• _RECORD EXCERPTS_:
<<<<

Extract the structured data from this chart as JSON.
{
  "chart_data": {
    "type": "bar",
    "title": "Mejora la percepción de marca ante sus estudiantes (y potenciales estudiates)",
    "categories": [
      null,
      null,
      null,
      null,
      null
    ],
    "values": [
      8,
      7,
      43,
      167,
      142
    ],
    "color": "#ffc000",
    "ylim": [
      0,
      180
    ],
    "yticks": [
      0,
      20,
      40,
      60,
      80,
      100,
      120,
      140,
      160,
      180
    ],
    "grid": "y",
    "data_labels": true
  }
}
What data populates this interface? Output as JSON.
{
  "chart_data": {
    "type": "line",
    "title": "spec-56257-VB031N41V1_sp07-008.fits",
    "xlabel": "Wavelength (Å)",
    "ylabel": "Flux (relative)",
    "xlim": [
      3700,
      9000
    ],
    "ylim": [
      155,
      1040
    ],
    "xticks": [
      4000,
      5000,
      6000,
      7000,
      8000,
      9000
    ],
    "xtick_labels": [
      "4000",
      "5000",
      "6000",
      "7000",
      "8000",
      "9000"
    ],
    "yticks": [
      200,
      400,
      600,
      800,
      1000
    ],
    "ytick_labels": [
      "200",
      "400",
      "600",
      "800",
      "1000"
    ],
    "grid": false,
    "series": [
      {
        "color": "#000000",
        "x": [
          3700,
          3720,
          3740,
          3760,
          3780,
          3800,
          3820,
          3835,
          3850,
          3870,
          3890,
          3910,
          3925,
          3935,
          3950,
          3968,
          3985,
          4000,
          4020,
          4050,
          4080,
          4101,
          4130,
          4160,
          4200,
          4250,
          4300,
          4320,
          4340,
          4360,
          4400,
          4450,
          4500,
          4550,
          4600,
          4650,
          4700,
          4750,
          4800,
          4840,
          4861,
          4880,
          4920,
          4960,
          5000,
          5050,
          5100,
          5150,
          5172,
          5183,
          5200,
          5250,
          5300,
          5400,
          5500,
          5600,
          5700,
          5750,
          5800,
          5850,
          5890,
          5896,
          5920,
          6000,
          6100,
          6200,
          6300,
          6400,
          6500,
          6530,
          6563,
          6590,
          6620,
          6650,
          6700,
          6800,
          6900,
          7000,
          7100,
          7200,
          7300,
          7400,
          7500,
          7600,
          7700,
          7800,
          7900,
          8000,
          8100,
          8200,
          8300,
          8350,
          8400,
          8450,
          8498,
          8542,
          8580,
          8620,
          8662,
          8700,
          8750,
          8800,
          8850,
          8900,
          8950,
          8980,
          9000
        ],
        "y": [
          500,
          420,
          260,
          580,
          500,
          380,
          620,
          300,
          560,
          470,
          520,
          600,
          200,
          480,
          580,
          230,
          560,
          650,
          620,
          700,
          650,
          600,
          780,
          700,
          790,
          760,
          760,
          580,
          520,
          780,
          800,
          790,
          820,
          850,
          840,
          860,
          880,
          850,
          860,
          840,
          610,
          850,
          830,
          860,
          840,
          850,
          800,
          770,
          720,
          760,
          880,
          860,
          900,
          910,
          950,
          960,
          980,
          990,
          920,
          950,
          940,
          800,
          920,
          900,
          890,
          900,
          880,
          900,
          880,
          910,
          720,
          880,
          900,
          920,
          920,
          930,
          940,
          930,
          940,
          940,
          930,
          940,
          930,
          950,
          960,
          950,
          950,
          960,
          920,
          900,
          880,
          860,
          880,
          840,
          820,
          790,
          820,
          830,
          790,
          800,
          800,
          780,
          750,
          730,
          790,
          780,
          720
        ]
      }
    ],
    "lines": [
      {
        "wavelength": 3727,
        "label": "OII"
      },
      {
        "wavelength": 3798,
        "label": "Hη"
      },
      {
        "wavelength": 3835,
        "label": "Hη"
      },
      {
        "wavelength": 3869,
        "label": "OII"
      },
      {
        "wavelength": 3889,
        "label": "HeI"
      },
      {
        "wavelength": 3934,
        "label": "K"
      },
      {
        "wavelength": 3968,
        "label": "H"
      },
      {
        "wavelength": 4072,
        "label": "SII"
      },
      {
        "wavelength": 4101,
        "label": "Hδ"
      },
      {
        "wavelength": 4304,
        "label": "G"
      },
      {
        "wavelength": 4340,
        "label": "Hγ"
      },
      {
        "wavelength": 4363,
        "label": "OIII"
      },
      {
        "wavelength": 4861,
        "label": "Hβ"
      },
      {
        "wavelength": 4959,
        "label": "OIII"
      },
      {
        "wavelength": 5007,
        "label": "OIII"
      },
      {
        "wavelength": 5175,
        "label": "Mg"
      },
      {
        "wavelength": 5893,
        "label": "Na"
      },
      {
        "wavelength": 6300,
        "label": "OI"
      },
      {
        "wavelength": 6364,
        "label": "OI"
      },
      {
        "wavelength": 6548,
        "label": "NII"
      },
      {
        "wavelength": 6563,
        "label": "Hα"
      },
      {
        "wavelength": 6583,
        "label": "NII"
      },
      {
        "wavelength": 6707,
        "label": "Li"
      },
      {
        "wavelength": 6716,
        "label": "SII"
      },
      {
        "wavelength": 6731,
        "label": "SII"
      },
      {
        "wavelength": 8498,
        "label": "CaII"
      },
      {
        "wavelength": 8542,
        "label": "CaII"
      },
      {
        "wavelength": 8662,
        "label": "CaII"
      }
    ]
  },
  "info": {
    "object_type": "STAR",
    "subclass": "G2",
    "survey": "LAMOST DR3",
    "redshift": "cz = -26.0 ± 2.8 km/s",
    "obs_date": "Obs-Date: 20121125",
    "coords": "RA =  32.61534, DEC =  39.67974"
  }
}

>>>>

• _AIM OF THE EXERCISE_: Every record shown above should be written out again exactly.

• _ANSWER BELOW_:
Extract the structured data from this chart as JSON.
{
  "chart_data": {
    "type": "bar",
    "title": "Mejora la percepción de marca ante sus estudiantes (y potenciales estudiates)",
    "categories": [
      null,
      null,
      null,
      null,
      null
    ],
    "values": [
      8,
      7,
      43,
      167,
      142
    ],
    "color": "#ffc000",
    "ylim": [
      0,
      180
    ],
    "yticks": [
      0,
      20,
      40,
      60,
      80,
      100,
      120,
      140,
      160,
      180
    ],
    "grid": "y",
    "data_labels": true
  }
}
What data populates this interface? Output as JSON.
{
  "chart_data": {
    "type": "line",
    "title": "spec-56257-VB031N41V1_sp07-008.fits",
    "xlabel": "Wavelength (Å)",
    "ylabel": "Flux (relative)",
    "xlim": [
      3700,
      9000
    ],
    "ylim": [
      155,
      1040
    ],
    "xticks": [
      4000,
      5000,
      6000,
      7000,
      8000,
      9000
    ],
    "xtick_labels": [
      "4000",
      "5000",
      "6000",
      "7000",
      "8000",
      "9000"
    ],
    "yticks": [
      200,
      400,
      600,
      800,
      1000
    ],
    "ytick_labels": [
      "200",
      "400",
      "600",
      "800",
      "1000"
    ],
    "grid": false,
    "series": [
      {
        "color": "#000000",
        "x": [
          3700,
          3720,
          3740,
          3760,
          3780,
          3800,
          3820,
          3835,
          3850,
          3870,
          3890,
          3910,
          3925,
          3935,
          3950,
          3968,
          3985,
          4000,
          4020,
          4050,
          4080,
          4101,
          4130,
          4160,
          4200,
          4250,
          4300,
          4320,
          4340,
          4360,
          4400,
          4450,
          4500,
          4550,
          4600,
          4650,
          4700,
          4750,
          4800,
          4840,
          4861,
          4880,
          4920,
          4960,
          5000,
          5050,
          5100,
          5150,
          5172,
          5183,
          5200,
          5250,
          5300,
          5400,
          5500,
          5600,
          5700,
          5750,
          5800,
          5850,
          5890,
          5896,
          5920,
          6000,
          6100,
          6200,
          6300,
          6400,
          6500,
          6530,
          6563,
          6590,
          6620,
          6650,
          6700,
          6800,
          6900,
          7000,
          7100,
          7200,
          7300,
          7400,
          7500,
          7600,
          7700,
          7800,
          7900,
          8000,
          8100,
          8200,
          8300,
          8350,
          8400,
          8450,
          8498,
          8542,
          8580,
          8620,
          8662,
          8700,
          8750,
          8800,
          8850,
          8900,
          8950,
          8980,
          9000
        ],
        "y": [
          500,
          420,
          260,
          580,
          500,
          380,
          620,
          300,
          560,
          470,
          520,
          600,
          200,
          480,
          580,
          230,
          560,
          650,
          620,
          700,
          650,
          600,
          780,
          700,
          790,
          760,
          760,
          580,
          520,
          780,
          800,
          790,
          820,
          850,
          840,
          860,
          880,
          850,
          860,
          840,
          610,
          850,
          830,
          860,
          840,
          850,
          800,
          770,
          720,
          760,
          880,
          860,
          900,
          910,
          950,
          960,
          980,
          990,
          920,
          950,
          940,
          800,
          920,
          900,
          890,
          900,
          880,
          900,
          880,
          910,
          720,
          880,
          900,
          920,
          920,
          930,
          940,
          930,
          940,
          940,
          930,
          940,
          930,
          950,
          960,
          950,
          950,
          960,
          920,
          900,
          880,
          860,
          880,
          840,
          820,
          790,
          820,
          830,
          790,
          800,
          800,
          780,
          750,
          730,
          790,
          780,
          720
        ]
      }
    ],
    "lines": [
      {
        "wavelength": 3727,
        "label": "OII"
      },
      {
        "wavelength": 3798,
        "label": "Hη"
      },
      {
        "wavelength": 3835,
        "label": "Hη"
      },
      {
        "wavelength": 3869,
        "label": "OII"
      },
      {
        "wavelength": 3889,
        "label": "HeI"
      },
      {
        "wavelength": 3934,
        "label": "K"
      },
      {
        "wavelength": 3968,
        "label": "H"
      },
      {
        "wavelength": 4072,
        "label": "SII"
      },
      {
        "wavelength": 4101,
        "label": "Hδ"
      },
      {
        "wavelength": 4304,
        "label": "G"
      },
      {
        "wavelength": 4340,
        "label": "Hγ"
      },
      {
        "wavelength": 4363,
        "label": "OIII"
      },
      {
        "wavelength": 4861,
        "label": "Hβ"
      },
      {
        "wavelength": 4959,
        "label": "OIII"
      },
      {
        "wavelength": 5007,
        "label": "OIII"
      },
      {
        "wavelength": 5175,
        "label": "Mg"
      },
      {
        "wavelength": 5893,
        "label": "Na"
      },
      {
        "wavelength": 6300,
        "label": "OI"
      },
      {
        "wavelength": 6364,
        "label": "OI"
      },
      {
        "wavelength": 6548,
        "label": "NII"
      },
      {
        "wavelength": 6563,
        "label": "Hα"
      },
      {
        "wavelength": 6583,
        "label": "NII"
      },
      {
        "wavelength": 6707,
        "label": "Li"
      },
      {
        "wavelength": 6716,
        "label": "SII"
      },
      {
        "wavelength": 6731,
        "label": "SII"
      },
      {
        "wavelength": 8498,
        "label": "CaII"
      },
      {
        "wavelength": 8542,
        "label": "CaII"
      },
      {
        "wavelength": 8662,
        "label": "CaII"
      }
    ]
  },
  "info": {
    "object_type": "STAR",
    "subclass": "G2",
    "survey": "LAMOST DR3",
    "redshift": "cz = -26.0 ± 2.8 km/s",
    "obs_date": "Obs-Date: 20121125",
    "coords": "RA =  32.61534, DEC =  39.67974"
  }
}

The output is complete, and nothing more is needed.